# [Requirement]
Take the line that contains "Transcribe the text in this document." as the first line and the final line of the records as the last; return exactly those lines and the lines between.

-- Start of Exercise materials --

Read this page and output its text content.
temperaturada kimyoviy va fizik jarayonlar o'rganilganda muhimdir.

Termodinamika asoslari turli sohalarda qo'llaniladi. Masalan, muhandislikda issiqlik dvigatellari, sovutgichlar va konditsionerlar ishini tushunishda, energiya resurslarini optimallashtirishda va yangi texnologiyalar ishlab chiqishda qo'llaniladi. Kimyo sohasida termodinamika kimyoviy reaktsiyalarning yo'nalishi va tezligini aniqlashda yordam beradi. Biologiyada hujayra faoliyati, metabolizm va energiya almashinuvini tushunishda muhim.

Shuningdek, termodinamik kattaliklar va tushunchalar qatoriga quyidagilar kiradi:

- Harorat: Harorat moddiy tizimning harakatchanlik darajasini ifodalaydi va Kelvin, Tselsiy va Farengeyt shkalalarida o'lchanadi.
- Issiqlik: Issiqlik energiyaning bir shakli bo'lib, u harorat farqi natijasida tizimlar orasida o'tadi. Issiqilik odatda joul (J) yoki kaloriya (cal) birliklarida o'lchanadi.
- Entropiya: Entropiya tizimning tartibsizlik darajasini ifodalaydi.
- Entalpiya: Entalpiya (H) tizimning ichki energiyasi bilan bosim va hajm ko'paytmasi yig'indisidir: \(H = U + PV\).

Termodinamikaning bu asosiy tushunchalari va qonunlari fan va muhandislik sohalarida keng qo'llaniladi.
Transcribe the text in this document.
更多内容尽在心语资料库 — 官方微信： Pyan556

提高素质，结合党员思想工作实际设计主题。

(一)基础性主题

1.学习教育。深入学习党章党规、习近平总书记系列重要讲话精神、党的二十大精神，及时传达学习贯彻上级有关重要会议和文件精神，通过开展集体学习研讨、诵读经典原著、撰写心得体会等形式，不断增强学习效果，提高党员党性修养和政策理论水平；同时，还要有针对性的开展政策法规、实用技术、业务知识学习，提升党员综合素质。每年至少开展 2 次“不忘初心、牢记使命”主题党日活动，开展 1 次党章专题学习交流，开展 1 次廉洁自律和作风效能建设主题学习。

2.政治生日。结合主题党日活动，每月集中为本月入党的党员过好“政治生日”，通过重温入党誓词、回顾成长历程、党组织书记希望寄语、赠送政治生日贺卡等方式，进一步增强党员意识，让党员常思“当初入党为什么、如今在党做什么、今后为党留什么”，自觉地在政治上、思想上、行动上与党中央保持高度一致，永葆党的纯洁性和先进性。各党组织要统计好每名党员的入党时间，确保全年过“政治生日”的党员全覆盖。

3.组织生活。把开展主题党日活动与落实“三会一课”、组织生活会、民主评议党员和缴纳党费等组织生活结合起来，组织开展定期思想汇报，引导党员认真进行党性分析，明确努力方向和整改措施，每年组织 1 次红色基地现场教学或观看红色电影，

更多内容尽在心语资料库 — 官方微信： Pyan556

-- End of Exercise materials --

# [Result for this exercise]
Transcribe the text in this document.
更多内容尽在心语资料库 — 官方微信： Pyan556

提高素质，结合党员思想工作实际设计主题。

(一)基础性主题

1.学习教育。深入学习党章党规、习近平总书记系列重要讲话精神、党的二十大精神，及时传达学习贯彻上级有关重要会议和文件精神，通过开展集体学习研讨、诵读经典原著、撰写心得体会等形式，不断增强学习效果，提高党员党性修养和政策理论水平；同时，还要有针对性的开展政策法规、实用技术、业务知识学习，提升党员综合素质。每年至少开展 2 次“不忘初心、牢记使命”主题党日活动，开展 1 次党章专题学习交流，开展 1 次廉洁自律和作风效能建设主题学习。

2.政治生日。结合主题党日活动，每月集中为本月入党的党员过好“政治生日”，通过重温入党誓词、回顾成长历程、党组织书记希望寄语、赠送政治生日贺卡等方式，进一步增强党员意识，让党员常思“当初入党为什么、如今在党做什么、今后为党留什么”，自觉地在政治上、思想上、行动上与党中央保持高度一致，永葆党的纯洁性和先进性。各党组织要统计好每名党员的入党时间，确保全年过“政治生日”的党员全覆盖。

3.组织生活。把开展主题党日活动与落实“三会一课”、组织生活会、民主评议党员和缴纳党费等组织生活结合起来，组织开展定期思想汇报，引导党员认真进行党性分析，明确努力方向和整改措施，每年组织 1 次红色基地现场教学或观看红色电影，

更多内容尽在心语资料库 — 官方微信： Pyan556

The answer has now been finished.